Aim
Without the pictures, repeat the listing character for character.

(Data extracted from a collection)
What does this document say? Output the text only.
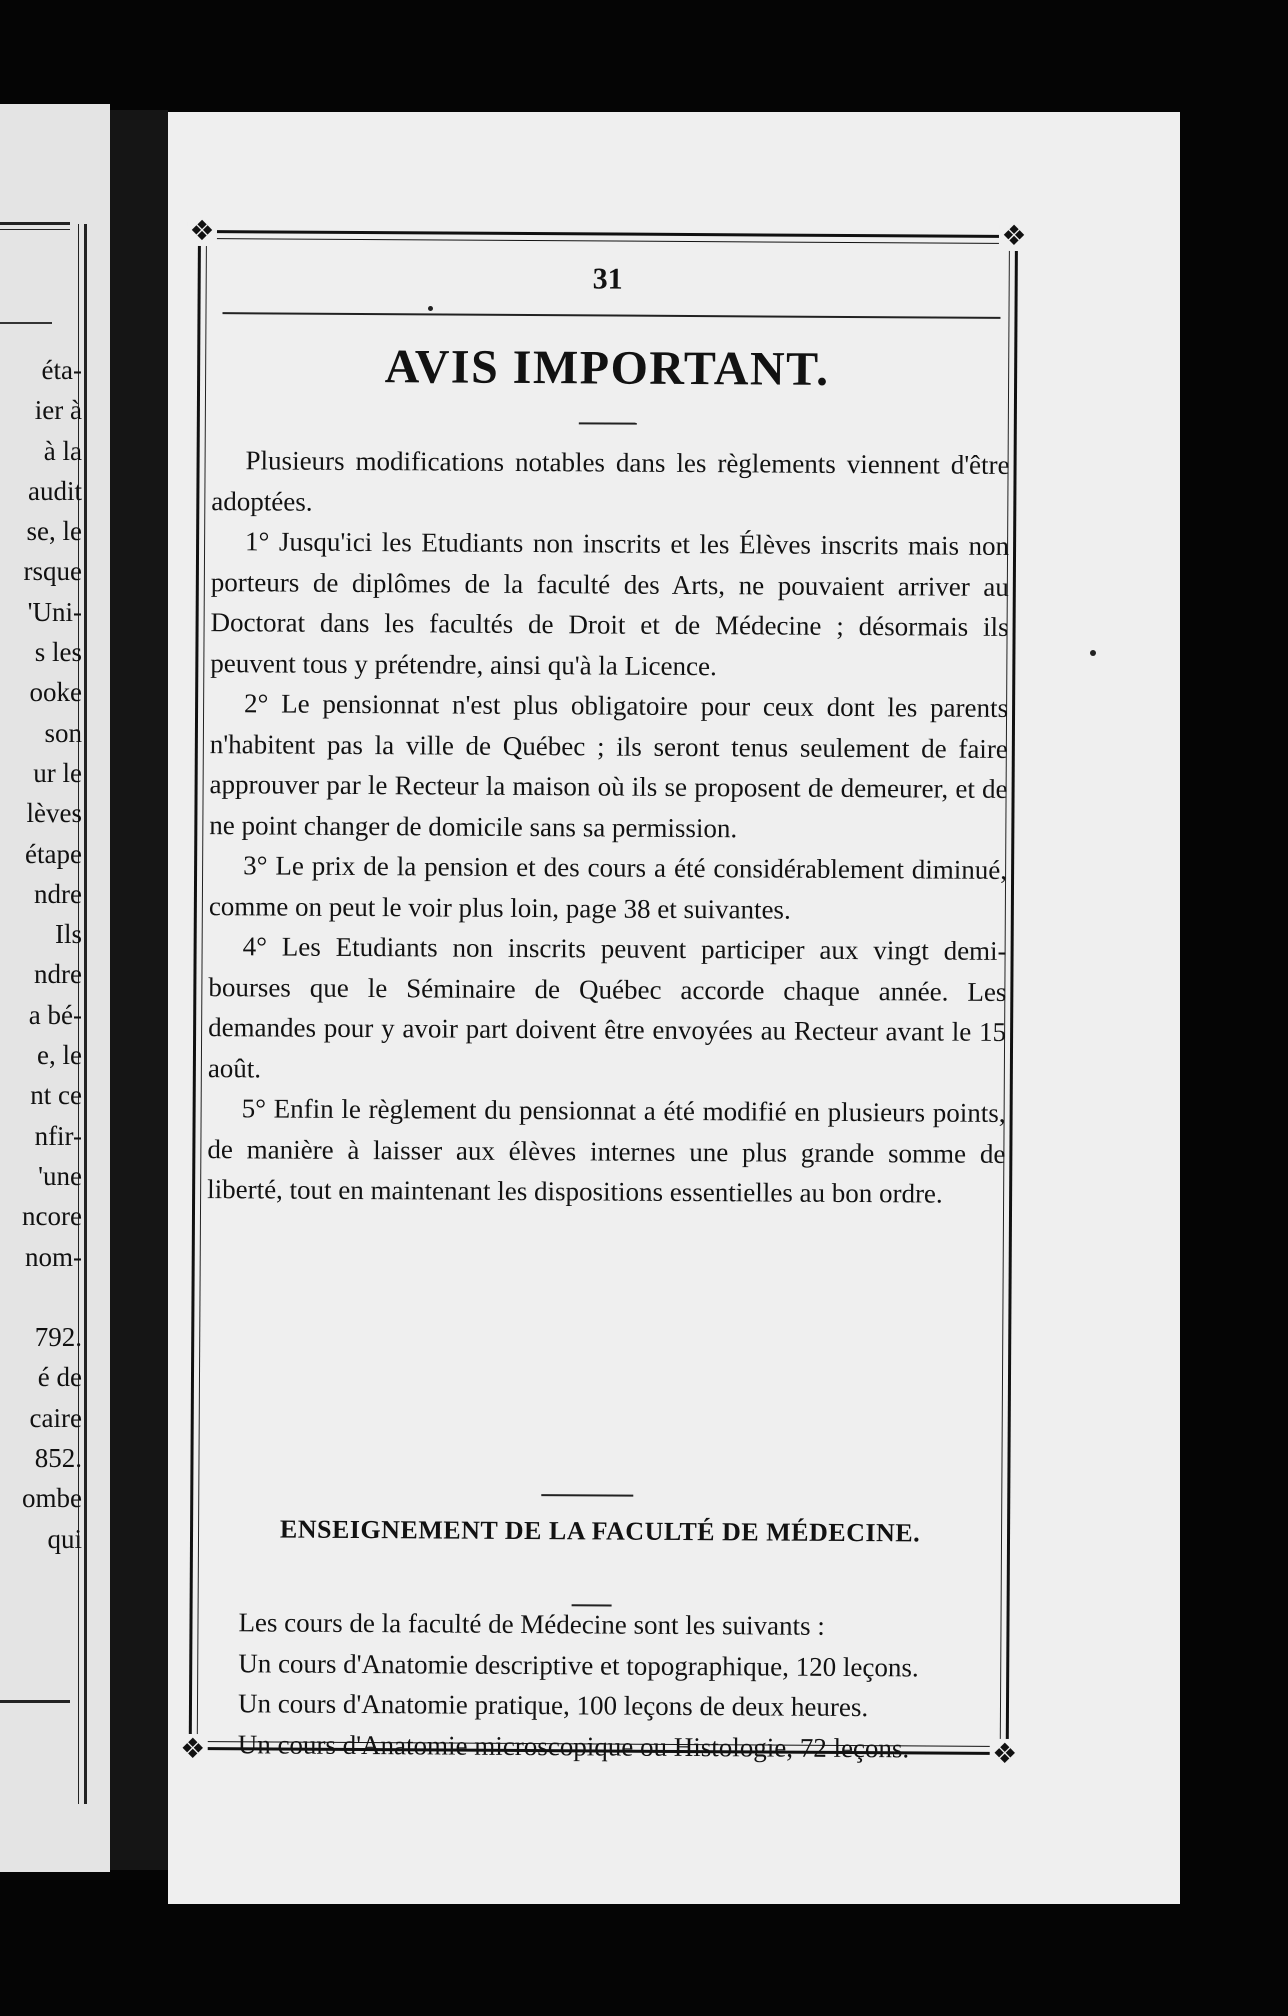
éta-
ier à
à la
audit
se, le
rsque
'Uni-
s les
ooke
son
ur le
lèves
étape
ndre
Ils
ndre
a bé-
e, le
nt ce
nfir-
'une
ncore
nom-
792.
é de
caire
852.
ombe
qui
❖	❖
❖	❖
31
AVIS IMPORTANT.

Plusieurs modifications notables dans les règlements viennent d'être adoptées.

1° Jusqu'ici les Etudiants non inscrits et les Élèves inscrits mais non porteurs de diplômes de la faculté des Arts, ne pouvaient arriver au Doctorat dans les facultés de Droit et de Médecine ; désormais ils peuvent tous y prétendre, ainsi qu'à la Licence.

2° Le pensionnat n'est plus obligatoire pour ceux dont les parents n'habitent pas la ville de Québec ; ils seront tenus seulement de faire approuver par le Recteur la maison où ils se proposent de demeurer, et de ne point changer de domicile sans sa permission.

3° Le prix de la pension et des cours a été considérablement diminué, comme on peut le voir plus loin, page 38 et suivantes.

4° Les Etudiants non inscrits peuvent participer aux vingt demi-bourses que le Séminaire de Québec accorde chaque année. Les demandes pour y avoir part doivent être envoyées au Recteur avant le 15 août.

5° Enfin le règlement du pensionnat a été modifié en plusieurs points, de manière à laisser aux élèves internes une plus grande somme de liberté, tout en maintenant les dispositions essentielles au bon ordre.

ENSEIGNEMENT DE LA FACULTÉ DE MÉDECINE.

Les cours de la faculté de Médecine sont les suivants :

Un cours d'Anatomie descriptive et topographique, 120 leçons.

Un cours d'Anatomie pratique, 100 leçons de deux heures.

Un cours d'Anatomie microscopique ou Histologie, 72 leçons.
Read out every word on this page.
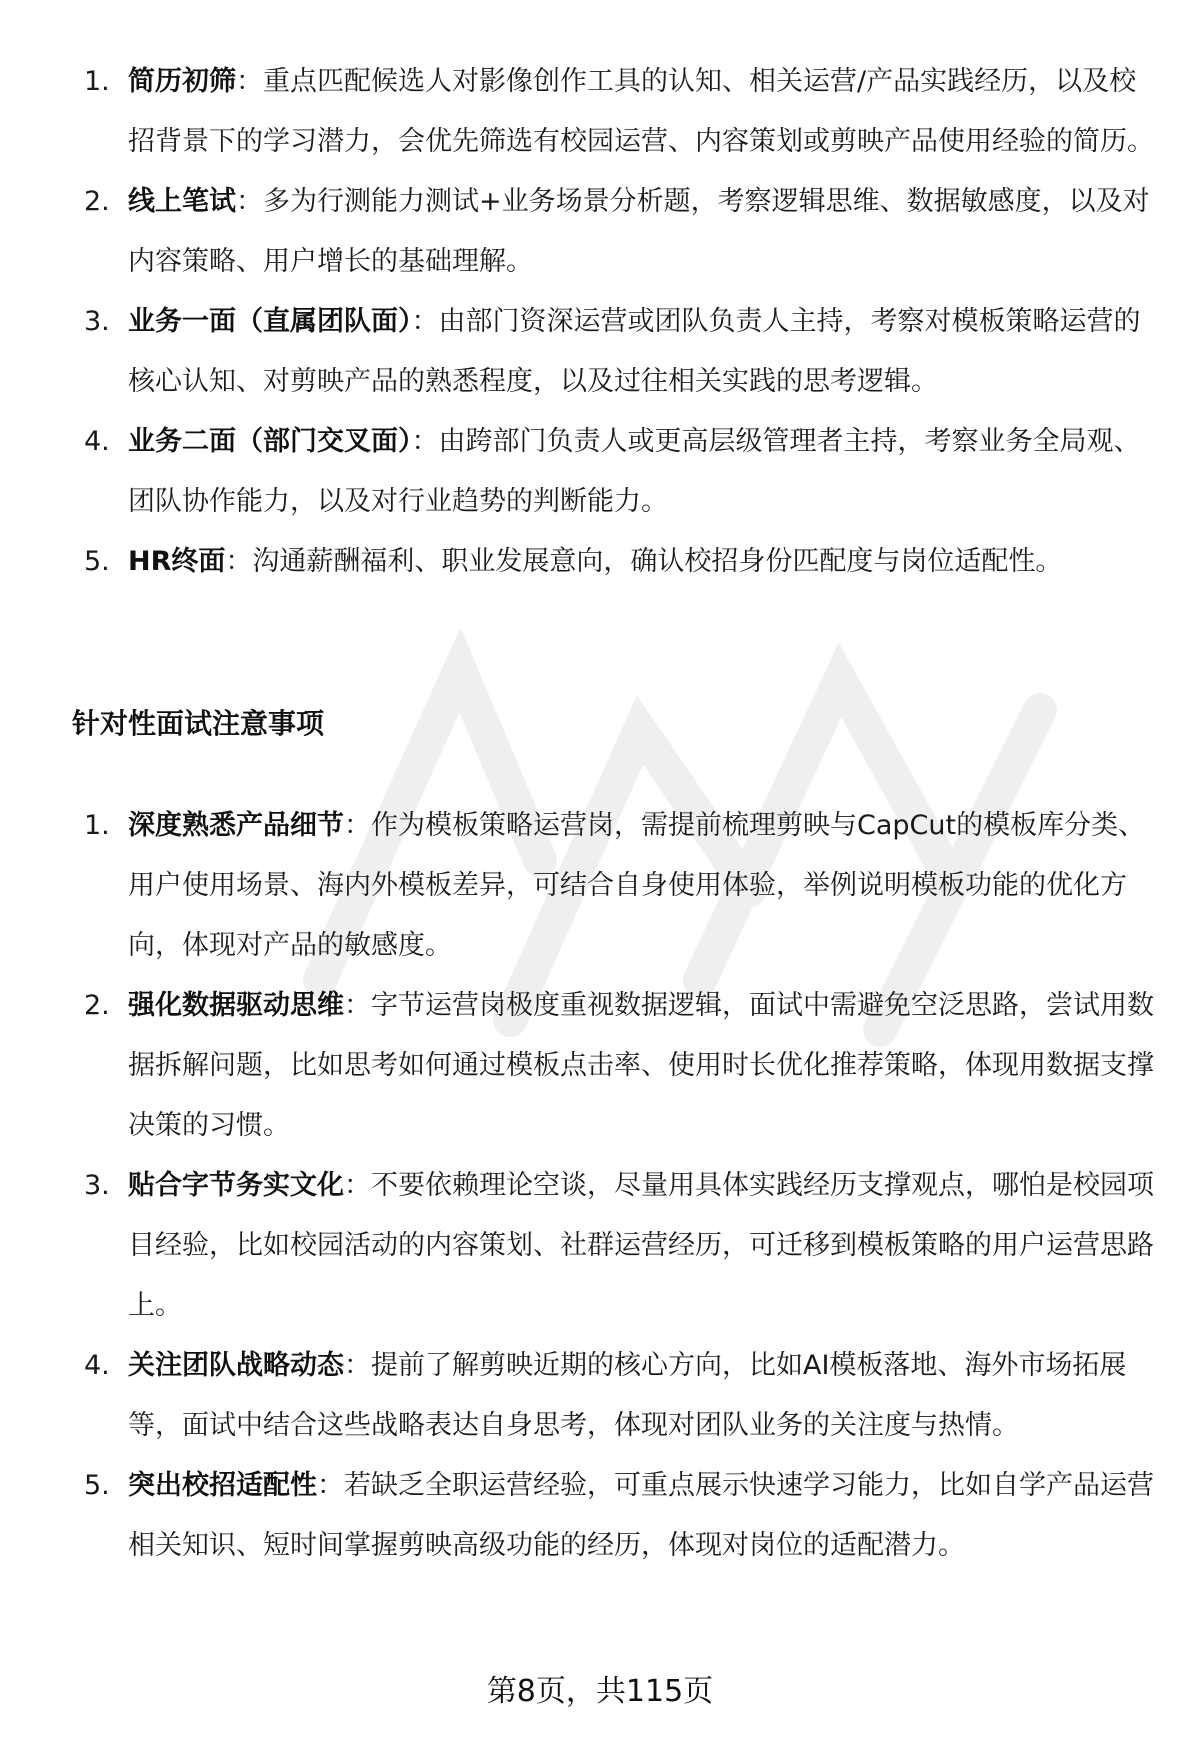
1. 简历初筛：重点匹配候选人对影像创作工具的认知、相关运营/产品实践经历，以及校招背景下的学习潜力，会优先筛选有校园运营、内容策划或剪映产品使用经验的简历。
2. 线上笔试：多为行测能力测试+业务场景分析题，考察逻辑思维、数据敏感度，以及对内容策略、用户增长的基础理解。
3. 业务一面（直属团队面）：由部门资深运营或团队负责人主持，考察对模板策略运营的核心认知、对剪映产品的熟悉程度，以及过往相关实践的思考逻辑。
4. 业务二面（部门交叉面）：由跨部门负责人或更高层级管理者主持，考察业务全局观、团队协作能力，以及对行业趋势的判断能力。
5. HR终面：沟通薪酬福利、职业发展意向，确认校招身份匹配度与岗位适配性。
针对性面试注意事项
1. 深度熟悉产品细节：作为模板策略运营岗，需提前梳理剪映与CapCut的模板库分类、用户使用场景、海内外模板差异，可结合自身使用体验，举例说明模板功能的优化方向，体现对产品的敏感度。
2. 强化数据驱动思维：字节运营岗极度重视数据逻辑，面试中需避免空泛思路，尝试用数据拆解问题，比如思考如何通过模板点击率、使用时长优化推荐策略，体现用数据支撑决策的习惯。
3. 贴合字节务实文化：不要依赖理论空谈，尽量用具体实践经历支撑观点，哪怕是校园项目经验，比如校园活动的内容策划、社群运营经历，可迁移到模板策略的用户运营思路上。
4. 关注团队战略动态：提前了解剪映近期的核心方向，比如AI模板落地、海外市场拓展等，面试中结合这些战略表达自身思考，体现对团队业务的关注度与热情。
5. 突出校招适配性：若缺乏全职运营经验，可重点展示快速学习能力，比如自学产品运营相关知识、短时间掌握剪映高级功能的经历，体现对岗位的适配潜力。
第8页，共115页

Answer for the task
What does this document say? Output the text only.
éta-
ier à
à la
audit
se, le
rsque
'Uni-
s les
ooke
son
ur le
lèves
étape
ndre
Ils
ndre
a bé-
e, le
nt ce
nfir-
'une
ncore
nom-
792.
é de
caire
852.
ombe
qui
❖	❖
❖	❖
31
AVIS IMPORTANT.

Plusieurs modifications notables dans les règlements viennent d'être adoptées.

1° Jusqu'ici les Etudiants non inscrits et les Élèves inscrits mais non porteurs de diplômes de la faculté des Arts, ne pouvaient arriver au Doctorat dans les facultés de Droit et de Médecine ; désormais ils peuvent tous y prétendre, ainsi qu'à la Licence.

2° Le pensionnat n'est plus obligatoire pour ceux dont les parents n'habitent pas la ville de Québec ; ils seront tenus seulement de faire approuver par le Recteur la maison où ils se proposent de demeurer, et de ne point changer de domicile sans sa permission.

3° Le prix de la pension et des cours a été considérablement diminué, comme on peut le voir plus loin, page 38 et suivantes.

4° Les Etudiants non inscrits peuvent participer aux vingt demi-bourses que le Séminaire de Québec accorde chaque année. Les demandes pour y avoir part doivent être envoyées au Recteur avant le 15 août.

5° Enfin le règlement du pensionnat a été modifié en plusieurs points, de manière à laisser aux élèves internes une plus grande somme de liberté, tout en maintenant les dispositions essentielles au bon ordre.

ENSEIGNEMENT DE LA FACULTÉ DE MÉDECINE.

Les cours de la faculté de Médecine sont les suivants :

Un cours d'Anatomie descriptive et topographique, 120 leçons.

Un cours d'Anatomie pratique, 100 leçons de deux heures.

Un cours d'Anatomie microscopique ou Histologie, 72 leçons.
Read out every word on this page.
1. 简历初筛：重点匹配候选人对影像创作工具的认知、相关运营/产品实践经历，以及校招背景下的学习潜力，会优先筛选有校园运营、内容策划或剪映产品使用经验的简历。
2. 线上笔试：多为行测能力测试+业务场景分析题，考察逻辑思维、数据敏感度，以及对内容策略、用户增长的基础理解。
3. 业务一面（直属团队面）：由部门资深运营或团队负责人主持，考察对模板策略运营的核心认知、对剪映产品的熟悉程度，以及过往相关实践的思考逻辑。
4. 业务二面（部门交叉面）：由跨部门负责人或更高层级管理者主持，考察业务全局观、团队协作能力，以及对行业趋势的判断能力。
5. HR终面：沟通薪酬福利、职业发展意向，确认校招身份匹配度与岗位适配性。
针对性面试注意事项
1. 深度熟悉产品细节：作为模板策略运营岗，需提前梳理剪映与CapCut的模板库分类、用户使用场景、海内外模板差异，可结合自身使用体验，举例说明模板功能的优化方向，体现对产品的敏感度。
2. 强化数据驱动思维：字节运营岗极度重视数据逻辑，面试中需避免空泛思路，尝试用数据拆解问题，比如思考如何通过模板点击率、使用时长优化推荐策略，体现用数据支撑决策的习惯。
3. 贴合字节务实文化：不要依赖理论空谈，尽量用具体实践经历支撑观点，哪怕是校园项目经验，比如校园活动的内容策划、社群运营经历，可迁移到模板策略的用户运营思路上。
4. 关注团队战略动态：提前了解剪映近期的核心方向，比如AI模板落地、海外市场拓展等，面试中结合这些战略表达自身思考，体现对团队业务的关注度与热情。
5. 突出校招适配性：若缺乏全职运营经验，可重点展示快速学习能力，比如自学产品运营相关知识、短时间掌握剪映高级功能的经历，体现对岗位的适配潜力。
第8页，共115页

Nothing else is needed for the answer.